* **Passage given**
********

You can write down a formula for this matrix using what I’ve told you. And then, if you have a stochastic Petri net with more transitions, you can just compute the matrix for each transition using this formula, and add them all up.

Someday I’ll tell you the answer to this puzzle, but I want to get there by a strange route: I want to guess the master equation using ideas from quantum field theory!

Some clues

Why?

Well, if we think about a stochastic Petri net whose labelling undergoes random transitions as I’ve described, you’ll see that any possible ‘history’ for the labelling can be drawn in a way that looks like a Feynman diagram. In quantum field theory, Feynman diagrams show how things interact and turn into other things. But that’s what stochastic Petri nets do, too!

For example, if our Petri net looks like this:

then a typical history can be drawn like this:

Some rabbits and wolves come in on top. They undergo some transitions as time passes, and go out on the bottom. The vertical coordinate is time, while the horizontal coordinate doesn’t really mean anything: it just makes the diagram easier to draw.

If we ignore all the artistry that makes it cute, this Feynman diagram is just a graph with states as edges and transitions as vertices. Each transition occurs at a specific time.

We can use these Feynman diagrams to compute the probability that if we start it off with some labelling at time t_1, our stochastic Petri net will wind up with some other labelling at time t_2. To do this, we just take a sum over Feynman diagrams that start and end with the given labellings. For each Feynman diagram, we integrate over all possible times at which the transitions occur. And what do we integrate? Just the product of the rate constants for those transitions!

That was a bit of a mouthful, and it doesn’t really matter if you followed it in detail. What matters is that it sounds a lot like stuff you learn when you study quantum field theory!

********

Set down the passage on stochastic Petri nets word for word, beginning at the words "Someday I’ll tell" and stopping after "from quantum field theory!".

* **Given data**
********

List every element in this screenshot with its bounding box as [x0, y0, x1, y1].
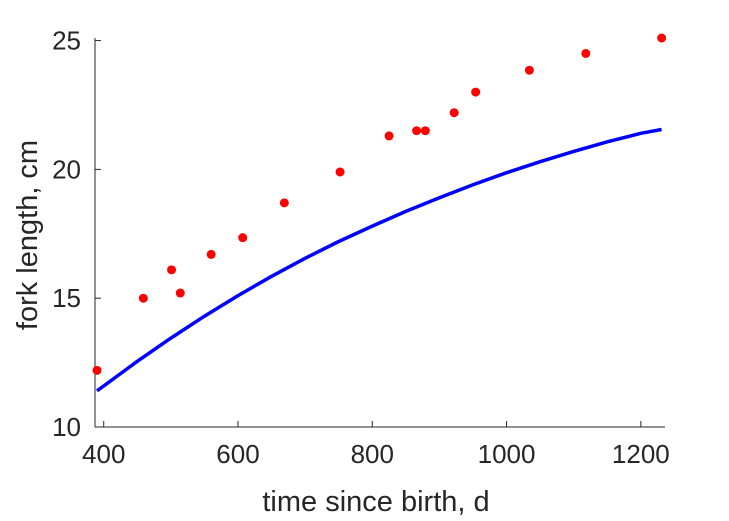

********

* **Answer in full**
Someday I’ll tell you the answer to this puzzle, but I want to get there by a strange route: I want to guess the master equation using ideas from quantum field theory!